_WRITTEN INSTRUCTION:_ Quote every line as given.

_GIVEN RECORDS:_
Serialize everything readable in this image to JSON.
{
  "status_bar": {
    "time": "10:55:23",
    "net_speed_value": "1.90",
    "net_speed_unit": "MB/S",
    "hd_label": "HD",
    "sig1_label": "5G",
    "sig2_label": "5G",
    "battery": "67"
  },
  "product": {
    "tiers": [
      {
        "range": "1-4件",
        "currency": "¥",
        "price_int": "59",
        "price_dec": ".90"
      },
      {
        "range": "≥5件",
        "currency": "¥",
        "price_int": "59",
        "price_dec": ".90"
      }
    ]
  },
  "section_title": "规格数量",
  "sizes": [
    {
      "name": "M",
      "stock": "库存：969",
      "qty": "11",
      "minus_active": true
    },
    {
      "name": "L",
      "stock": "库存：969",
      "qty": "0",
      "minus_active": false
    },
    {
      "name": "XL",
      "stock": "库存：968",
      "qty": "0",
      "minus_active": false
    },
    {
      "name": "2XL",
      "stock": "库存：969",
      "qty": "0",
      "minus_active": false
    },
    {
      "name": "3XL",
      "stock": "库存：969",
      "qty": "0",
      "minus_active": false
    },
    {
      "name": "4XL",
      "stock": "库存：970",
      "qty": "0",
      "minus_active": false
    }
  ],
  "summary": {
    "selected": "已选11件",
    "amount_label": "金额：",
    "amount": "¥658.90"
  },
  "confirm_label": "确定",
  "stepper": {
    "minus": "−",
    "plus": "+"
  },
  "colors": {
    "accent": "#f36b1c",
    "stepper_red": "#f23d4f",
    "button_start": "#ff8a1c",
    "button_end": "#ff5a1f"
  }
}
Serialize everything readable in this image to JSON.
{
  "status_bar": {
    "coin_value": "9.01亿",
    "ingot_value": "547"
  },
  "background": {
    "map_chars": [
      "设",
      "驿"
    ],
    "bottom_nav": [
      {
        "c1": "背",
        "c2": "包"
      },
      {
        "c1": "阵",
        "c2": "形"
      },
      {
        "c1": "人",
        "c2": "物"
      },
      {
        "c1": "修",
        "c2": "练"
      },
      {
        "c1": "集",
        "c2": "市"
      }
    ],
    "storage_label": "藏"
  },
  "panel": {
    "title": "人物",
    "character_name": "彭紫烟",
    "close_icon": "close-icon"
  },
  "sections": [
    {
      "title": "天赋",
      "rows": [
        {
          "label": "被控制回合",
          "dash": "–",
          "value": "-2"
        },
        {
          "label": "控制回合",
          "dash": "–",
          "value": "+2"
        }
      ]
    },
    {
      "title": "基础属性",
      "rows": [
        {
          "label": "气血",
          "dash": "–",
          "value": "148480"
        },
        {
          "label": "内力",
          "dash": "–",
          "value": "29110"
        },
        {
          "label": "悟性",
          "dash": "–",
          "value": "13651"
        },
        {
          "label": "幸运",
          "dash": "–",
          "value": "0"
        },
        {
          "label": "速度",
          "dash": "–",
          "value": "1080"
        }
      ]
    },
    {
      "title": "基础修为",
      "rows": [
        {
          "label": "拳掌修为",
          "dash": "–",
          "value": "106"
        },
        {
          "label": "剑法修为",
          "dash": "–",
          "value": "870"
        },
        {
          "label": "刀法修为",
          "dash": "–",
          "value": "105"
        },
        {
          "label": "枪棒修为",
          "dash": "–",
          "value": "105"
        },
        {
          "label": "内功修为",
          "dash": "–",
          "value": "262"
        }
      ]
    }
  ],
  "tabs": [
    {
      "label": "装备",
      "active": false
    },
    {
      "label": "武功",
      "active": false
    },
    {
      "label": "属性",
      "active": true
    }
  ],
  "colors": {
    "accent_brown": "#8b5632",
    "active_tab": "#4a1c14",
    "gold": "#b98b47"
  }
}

_FINISHED ANSWER:_
Serialize everything readable in this image to JSON.
{
  "status_bar": {
    "time": "10:55:23",
    "net_speed_value": "1.90",
    "net_speed_unit": "MB/S",
    "hd_label": "HD",
    "sig1_label": "5G",
    "sig2_label": "5G",
    "battery": "67"
  },
  "product": {
    "tiers": [
      {
        "range": "1-4件",
        "currency": "¥",
        "price_int": "59",
        "price_dec": ".90"
      },
      {
        "range": "≥5件",
        "currency": "¥",
        "price_int": "59",
        "price_dec": ".90"
      }
    ]
  },
  "section_title": "规格数量",
  "sizes": [
    {
      "name": "M",
      "stock": "库存：969",
      "qty": "11",
      "minus_active": true
    },
    {
      "name": "L",
      "stock": "库存：969",
      "qty": "0",
      "minus_active": false
    },
    {
      "name": "XL",
      "stock": "库存：968",
      "qty": "0",
      "minus_active": false
    },
    {
      "name": "2XL",
      "stock": "库存：969",
      "qty": "0",
      "minus_active": false
    },
    {
      "name": "3XL",
      "stock": "库存：969",
      "qty": "0",
      "minus_active": false
    },
    {
      "name": "4XL",
      "stock": "库存：970",
      "qty": "0",
      "minus_active": false
    }
  ],
  "summary": {
    "selected": "已选11件",
    "amount_label": "金额：",
    "amount": "¥658.90"
  },
  "confirm_label": "确定",
  "stepper": {
    "minus": "−",
    "plus": "+"
  },
  "colors": {
    "accent": "#f36b1c",
    "stepper_red": "#f23d4f",
    "button_start": "#ff8a1c",
    "button_end": "#ff5a1f"
  }
}
Serialize everything readable in this image to JSON.
{
  "status_bar": {
    "coin_value": "9.01亿",
    "ingot_value": "547"
  },
  "background": {
    "map_chars": [
      "设",
      "驿"
    ],
    "bottom_nav": [
      {
        "c1": "背",
        "c2": "包"
      },
      {
        "c1": "阵",
        "c2": "形"
      },
      {
        "c1": "人",
        "c2": "物"
      },
      {
        "c1": "修",
        "c2": "练"
      },
      {
        "c1": "集",
        "c2": "市"
      }
    ],
    "storage_label": "藏"
  },
  "panel": {
    "title": "人物",
    "character_name": "彭紫烟",
    "close_icon": "close-icon"
  },
  "sections": [
    {
      "title": "天赋",
      "rows": [
        {
          "label": "被控制回合",
          "dash": "–",
          "value": "-2"
        },
        {
          "label": "控制回合",
          "dash": "–",
          "value": "+2"
        }
      ]
    },
    {
      "title": "基础属性",
      "rows": [
        {
          "label": "气血",
          "dash": "–",
          "value": "148480"
        },
        {
          "label": "内力",
          "dash": "–",
          "value": "29110"
        },
        {
          "label": "悟性",
          "dash": "–",
          "value": "13651"
        },
        {
          "label": "幸运",
          "dash": "–",
          "value": "0"
        },
        {
          "label": "速度",
          "dash": "–",
          "value": "1080"
        }
      ]
    },
    {
      "title": "基础修为",
      "rows": [
        {
          "label": "拳掌修为",
          "dash": "–",
          "value": "106"
        },
        {
          "label": "剑法修为",
          "dash": "–",
          "value": "870"
        },
        {
          "label": "刀法修为",
          "dash": "–",
          "value": "105"
        },
        {
          "label": "枪棒修为",
          "dash": "–",
          "value": "105"
        },
        {
          "label": "内功修为",
          "dash": "–",
          "value": "262"
        }
      ]
    }
  ],
  "tabs": [
    {
      "label": "装备",
      "active": false
    },
    {
      "label": "武功",
      "active": false
    },
    {
      "label": "属性",
      "active": true
    }
  ],
  "colors": {
    "accent_brown": "#8b5632",
    "active_tab": "#4a1c14",
    "gold": "#b98b47"
  }
}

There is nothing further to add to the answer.